**EXERCISE:**
Quote the data below in full, please, without altering anything.

**INFORMATION GIVEN:**
-*-*-
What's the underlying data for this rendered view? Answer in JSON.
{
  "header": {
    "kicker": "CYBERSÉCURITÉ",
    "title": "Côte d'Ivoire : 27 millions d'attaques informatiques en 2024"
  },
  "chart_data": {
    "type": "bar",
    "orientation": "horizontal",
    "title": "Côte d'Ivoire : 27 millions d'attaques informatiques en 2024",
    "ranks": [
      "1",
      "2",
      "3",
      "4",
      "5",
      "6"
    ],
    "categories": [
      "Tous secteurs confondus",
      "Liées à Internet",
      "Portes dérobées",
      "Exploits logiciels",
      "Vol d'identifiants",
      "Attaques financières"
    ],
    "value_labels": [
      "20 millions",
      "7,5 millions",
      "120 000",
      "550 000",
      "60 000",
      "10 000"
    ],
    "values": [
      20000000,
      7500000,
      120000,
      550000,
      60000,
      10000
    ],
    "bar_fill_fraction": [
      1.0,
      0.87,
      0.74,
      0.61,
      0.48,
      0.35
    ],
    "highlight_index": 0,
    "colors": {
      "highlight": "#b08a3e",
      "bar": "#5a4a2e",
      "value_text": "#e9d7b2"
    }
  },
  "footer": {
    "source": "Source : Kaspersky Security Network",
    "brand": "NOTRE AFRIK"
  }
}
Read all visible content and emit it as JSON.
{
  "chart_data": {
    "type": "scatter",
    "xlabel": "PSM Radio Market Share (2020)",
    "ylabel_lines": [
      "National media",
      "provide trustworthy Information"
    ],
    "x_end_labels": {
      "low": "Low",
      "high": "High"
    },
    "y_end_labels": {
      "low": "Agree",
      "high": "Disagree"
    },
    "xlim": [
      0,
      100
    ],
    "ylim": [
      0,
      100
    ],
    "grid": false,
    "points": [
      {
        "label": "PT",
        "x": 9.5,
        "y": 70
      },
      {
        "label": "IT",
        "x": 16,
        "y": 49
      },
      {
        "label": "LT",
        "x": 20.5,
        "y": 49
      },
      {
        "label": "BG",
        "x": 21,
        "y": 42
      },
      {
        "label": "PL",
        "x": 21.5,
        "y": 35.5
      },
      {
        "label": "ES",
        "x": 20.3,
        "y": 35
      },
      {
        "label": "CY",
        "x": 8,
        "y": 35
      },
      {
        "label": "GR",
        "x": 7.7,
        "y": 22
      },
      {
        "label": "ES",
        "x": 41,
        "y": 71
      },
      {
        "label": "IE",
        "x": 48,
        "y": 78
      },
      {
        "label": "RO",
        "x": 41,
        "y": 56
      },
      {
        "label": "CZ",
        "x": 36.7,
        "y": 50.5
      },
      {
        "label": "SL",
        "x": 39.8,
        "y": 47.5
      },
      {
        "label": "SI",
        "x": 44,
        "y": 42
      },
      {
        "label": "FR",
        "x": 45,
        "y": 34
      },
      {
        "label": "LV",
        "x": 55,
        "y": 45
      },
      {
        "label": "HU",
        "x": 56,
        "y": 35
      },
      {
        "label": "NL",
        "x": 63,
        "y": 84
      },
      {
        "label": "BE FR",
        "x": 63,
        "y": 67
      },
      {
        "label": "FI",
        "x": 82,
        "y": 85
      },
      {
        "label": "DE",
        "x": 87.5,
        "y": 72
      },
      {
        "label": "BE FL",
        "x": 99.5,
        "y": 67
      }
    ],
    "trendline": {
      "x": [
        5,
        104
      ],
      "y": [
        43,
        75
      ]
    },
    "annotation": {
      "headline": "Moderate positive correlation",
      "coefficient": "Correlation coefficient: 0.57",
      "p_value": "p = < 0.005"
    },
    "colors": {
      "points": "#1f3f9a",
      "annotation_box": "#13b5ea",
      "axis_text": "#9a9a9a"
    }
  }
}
-*-*-
**PROBLEM SOLUTION:**
What's the underlying data for this rendered view? Answer in JSON.
{
  "header": {
    "kicker": "CYBERSÉCURITÉ",
    "title": "Côte d'Ivoire : 27 millions d'attaques informatiques en 2024"
  },
  "chart_data": {
    "type": "bar",
    "orientation": "horizontal",
    "title": "Côte d'Ivoire : 27 millions d'attaques informatiques en 2024",
    "ranks": [
      "1",
      "2",
      "3",
      "4",
      "5",
      "6"
    ],
    "categories": [
      "Tous secteurs confondus",
      "Liées à Internet",
      "Portes dérobées",
      "Exploits logiciels",
      "Vol d'identifiants",
      "Attaques financières"
    ],
    "value_labels": [
      "20 millions",
      "7,5 millions",
      "120 000",
      "550 000",
      "60 000",
      "10 000"
    ],
    "values": [
      20000000,
      7500000,
      120000,
      550000,
      60000,
      10000
    ],
    "bar_fill_fraction": [
      1.0,
      0.87,
      0.74,
      0.61,
      0.48,
      0.35
    ],
    "highlight_index": 0,
    "colors": {
      "highlight": "#b08a3e",
      "bar": "#5a4a2e",
      "value_text": "#e9d7b2"
    }
  },
  "footer": {
    "source": "Source : Kaspersky Security Network",
    "brand": "NOTRE AFRIK"
  }
}
Read all visible content and emit it as JSON.
{
  "chart_data": {
    "type": "scatter",
    "xlabel": "PSM Radio Market Share (2020)",
    "ylabel_lines": [
      "National media",
      "provide trustworthy Information"
    ],
    "x_end_labels": {
      "low": "Low",
      "high": "High"
    },
    "y_end_labels": {
      "low": "Agree",
      "high": "Disagree"
    },
    "xlim": [
      0,
      100
    ],
    "ylim": [
      0,
      100
    ],
    "grid": false,
    "points": [
      {
        "label": "PT",
        "x": 9.5,
        "y": 70
      },
      {
        "label": "IT",
        "x": 16,
        "y": 49
      },
      {
        "label": "LT",
        "x": 20.5,
        "y": 49
      },
      {
        "label": "BG",
        "x": 21,
        "y": 42
      },
      {
        "label": "PL",
        "x": 21.5,
        "y": 35.5
      },
      {
        "label": "ES",
        "x": 20.3,
        "y": 35
      },
      {
        "label": "CY",
        "x": 8,
        "y": 35
      },
      {
        "label": "GR",
        "x": 7.7,
        "y": 22
      },
      {
        "label": "ES",
        "x": 41,
        "y": 71
      },
      {
        "label": "IE",
        "x": 48,
        "y": 78
      },
      {
        "label": "RO",
        "x": 41,
        "y": 56
      },
      {
        "label": "CZ",
        "x": 36.7,
        "y": 50.5
      },
      {
        "label": "SL",
        "x": 39.8,
        "y": 47.5
      },
      {
        "label": "SI",
        "x": 44,
        "y": 42
      },
      {
        "label": "FR",
        "x": 45,
        "y": 34
      },
      {
        "label": "LV",
        "x": 55,
        "y": 45
      },
      {
        "label": "HU",
        "x": 56,
        "y": 35
      },
      {
        "label": "NL",
        "x": 63,
        "y": 84
      },
      {
        "label": "BE FR",
        "x": 63,
        "y": 67
      },
      {
        "label": "FI",
        "x": 82,
        "y": 85
      },
      {
        "label": "DE",
        "x": 87.5,
        "y": 72
      },
      {
        "label": "BE FL",
        "x": 99.5,
        "y": 67
      }
    ],
    "trendline": {
      "x": [
        5,
        104
      ],
      "y": [
        43,
        75
      ]
    },
    "annotation": {
      "headline": "Moderate positive correlation",
      "coefficient": "Correlation coefficient: 0.57",
      "p_value": "p = < 0.005"
    },
    "colors": {
      "points": "#1f3f9a",
      "annotation_box": "#13b5ea",
      "axis_text": "#9a9a9a"
    }
  }
}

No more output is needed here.